▶ Work to complete
Scan the entries below and extract each line with the word "πνευμονικῶν" in it.

▶ Input material
=-=-=
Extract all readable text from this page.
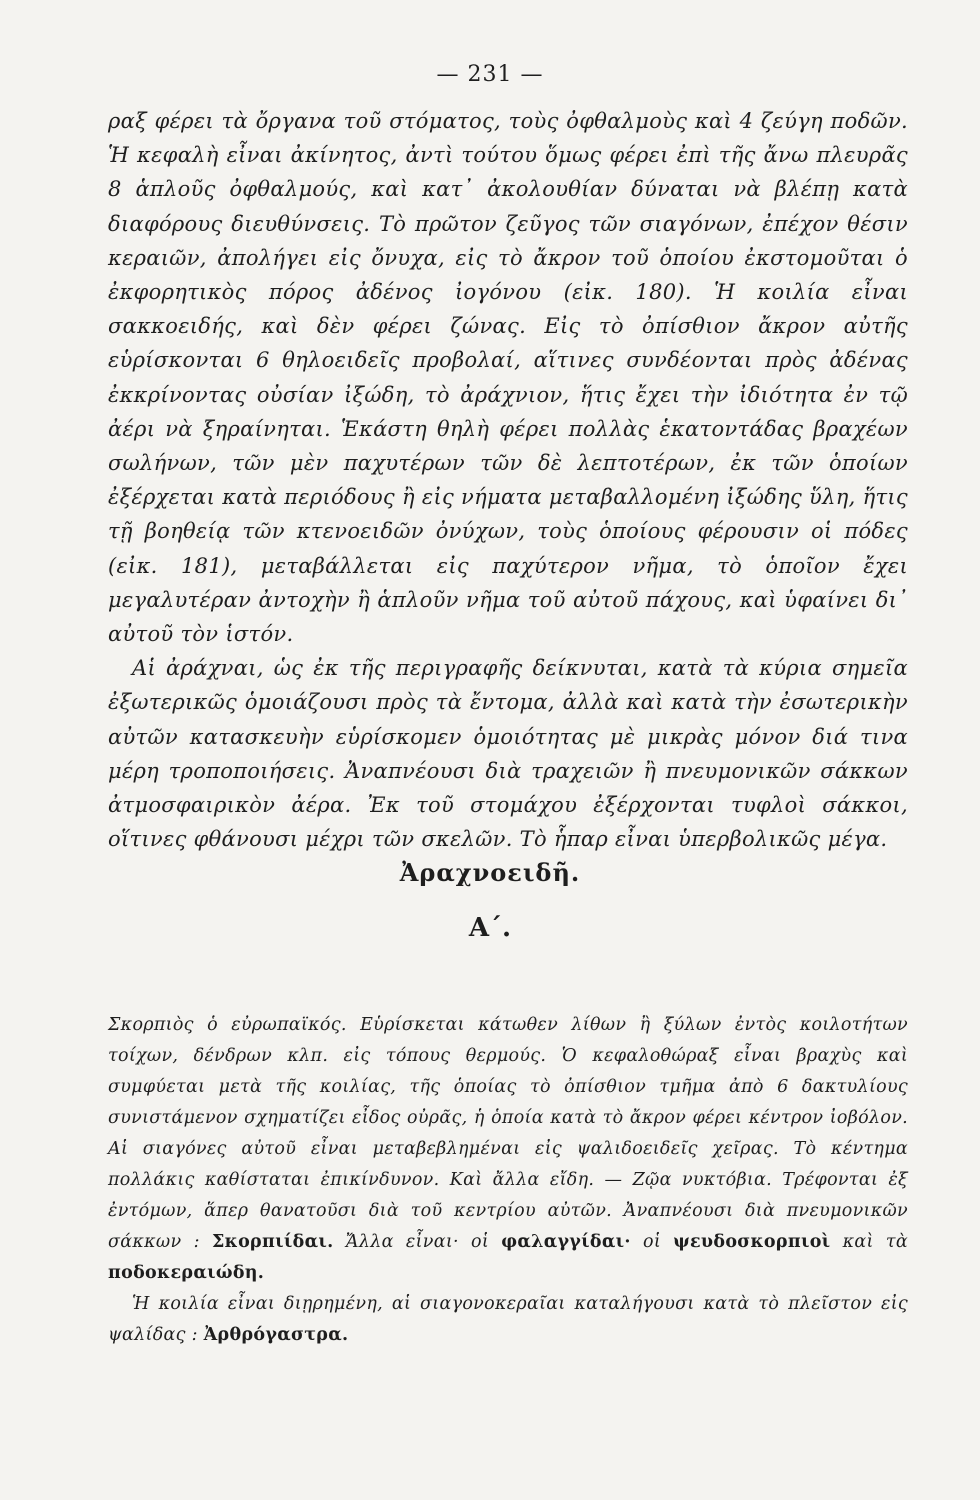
— 231 —

ραξ φέρει τὰ ὄργανα τοῦ στόματος, τοὺς ὀφθαλμοὺς καὶ 4 ζεύγη ποδῶν. Ἡ κεφαλὴ εἶναι ἀκίνητος, ἀντὶ τούτου ὅμως φέρει ἐπὶ τῆς ἄνω πλευρᾶς 8 ἁπλοῦς ὀφθαλμούς, καὶ κατ᾿ ἀκολουθίαν δύναται νὰ βλέπῃ κατὰ διαφόρους διευθύνσεις. Τὸ πρῶτον ζεῦγος τῶν σιαγόνων, ἐπέχον θέσιν κεραιῶν, ἀπολήγει εἰς ὄνυχα, εἰς τὸ ἄκρον τοῦ ὁποίου ἐκστομοῦται ὁ ἐκφορητικὸς πόρος ἀδένος ἰογόνου (εἰκ. 180). Ἡ κοιλία εἶναι σακκοειδής, καὶ δὲν φέρει ζώνας. Εἰς τὸ ὀπίσθιον ἄκρον αὐτῆς εὑρίσκονται 6 θηλοειδεῖς προβολαί, αἵτινες συνδέονται πρὸς ἀδένας ἐκκρίνοντας οὐσίαν ἰξώδη, τὸ ἀράχνιον, ἥτις ἔχει τὴν ἰδιότητα ἐν τῷ ἀέρι νὰ ξηραίνηται. Ἑκάστη θηλὴ φέρει πολλὰς ἑκατοντάδας βραχέων σωλήνων, τῶν μὲν παχυτέρων τῶν δὲ λεπτοτέρων, ἐκ τῶν ὁποίων ἐξέρχεται κατὰ περιόδους ἢ εἰς νήματα μεταβαλλομένη ἰξώδης ὕλη, ἥτις τῇ βοηθείᾳ τῶν κτενοειδῶν ὀνύχων, τοὺς ὁποίους φέρουσιν οἱ πόδες (εἰκ. 181), μεταβάλλεται εἰς παχύτερον νῆμα, τὸ ὁποῖον ἔχει μεγαλυτέραν ἀντοχὴν ἢ ἁπλοῦν νῆμα τοῦ αὐτοῦ πάχους, καὶ ὑφαίνει δι᾿ αὐτοῦ τὸν ἱστόν.

Αἱ ἀράχναι, ὡς ἐκ τῆς περιγραφῆς δείκνυται, κατὰ τὰ κύρια σημεῖα ἐξωτερικῶς ὁμοιάζουσι πρὸς τὰ ἔντομα, ἀλλὰ καὶ κατὰ τὴν ἐσωτερικὴν αὐτῶν κατασκευὴν εὑρίσκομεν ὁμοιότητας μὲ μικρὰς μόνον διά τινα μέρη τροποποιήσεις. Ἀναπνέουσι διὰ τραχειῶν ἢ πνευμονικῶν σάκκων ἀτμοσφαιρικὸν ἀέρα. Ἐκ τοῦ στομάχου ἐξέρχονται τυφλοὶ σάκκοι, οἵτινες φθάνουσι μέχρι τῶν σκελῶν. Τὸ ἧπαρ εἶναι ὑπερβολικῶς μέγα.

Ἀραχνοειδῆ.
Α΄.

Σκορπιὸς ὁ εὐρωπαϊκός. Εὑρίσκεται κάτωθεν λίθων ἢ ξύλων ἐντὸς κοιλοτήτων τοίχων, δένδρων κλπ. εἰς τόπους θερμούς. Ὁ κεφαλοθώραξ εἶναι βραχὺς καὶ συμφύεται μετὰ τῆς κοιλίας, τῆς ὁποίας τὸ ὀπίσθιον τμῆμα ἀπὸ 6 δακτυλίους συνιστάμενον σχηματίζει εἶδος οὐρᾶς, ἡ ὁποία κατὰ τὸ ἄκρον φέρει κέντρον ἰοβόλον. Αἱ σιαγόνες αὐτοῦ εἶναι μεταβεβλημέναι εἰς ψαλιδοειδεῖς χεῖρας. Τὸ κέντημα πολλάκις καθίσταται ἐπικίνδυνον. Καὶ ἄλλα εἴδη. — Ζῷα νυκτόβια. Τρέφονται ἐξ ἐντόμων, ἅπερ θανατοῦσι διὰ τοῦ κεντρίου αὐτῶν. Ἀναπνέουσι διὰ πνευμονικῶν σάκκων : Σκορπιίδαι. Ἄλλα εἶναι· οἱ φαλαγγίδαι· οἱ ψευδοσκορπιοὶ καὶ τὰ ποδοκεραιώδη.

Ἡ κοιλία εἶναι διῃρημένη, αἱ σιαγονοκεραῖαι καταλήγουσι κατὰ τὸ πλεῖστον εἰς ψαλίδας : Ἀρθρόγαστρα.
=-=-=
▶ Exercise output
Αἱ ἀράχναι, ὡς ἐκ τῆς περιγραφῆς δείκνυται, κατὰ τὰ κύρια σημεῖα ἐξωτερικῶς ὁμοιάζουσι πρὸς τὰ ἔντομα, ἀλλὰ καὶ κατὰ τὴν ἐσωτερικὴν αὐτῶν κατασκευὴν εὑρίσκομεν ὁμοιότητας μὲ μικρὰς μόνον διά τινα μέρη τροποποιήσεις. Ἀναπνέουσι διὰ τραχειῶν ἢ πνευμονικῶν σάκκων ἀτμοσφαιρικὸν ἀέρα. Ἐκ τοῦ στομάχου ἐξέρχονται τυφλοὶ σάκκοι, οἵτινες φθάνουσι μέχρι τῶν σκελῶν. Τὸ ἧπαρ εἶναι ὑπερβολικῶς μέγα.
Σκορπιὸς ὁ εὐρωπαϊκός. Εὑρίσκεται κάτωθεν λίθων ἢ ξύλων ἐντὸς κοιλοτήτων τοίχων, δένδρων κλπ. εἰς τόπους θερμούς. Ὁ κεφαλοθώραξ εἶναι βραχὺς καὶ συμφύεται μετὰ τῆς κοιλίας, τῆς ὁποίας τὸ ὀπίσθιον τμῆμα ἀπὸ 6 δακτυλίους συνιστάμενον σχηματίζει εἶδος οὐρᾶς, ἡ ὁποία κατὰ τὸ ἄκρον φέρει κέντρον ἰοβόλον. Αἱ σιαγόνες αὐτοῦ εἶναι μεταβεβλημέναι εἰς ψαλιδοειδεῖς χεῖρας. Τὸ κέντημα πολλάκις καθίσταται ἐπικίνδυνον. Καὶ ἄλλα εἴδη. — Ζῷα νυκτόβια. Τρέφονται ἐξ ἐντόμων, ἅπερ θανατοῦσι διὰ τοῦ κεντρίου αὐτῶν. Ἀναπνέουσι διὰ πνευμονικῶν σάκκων : Σκορπιίδαι. Ἄλλα εἶναι· οἱ φαλαγγίδαι· οἱ ψευδοσκορπιοὶ καὶ τὰ ποδοκεραιώδη.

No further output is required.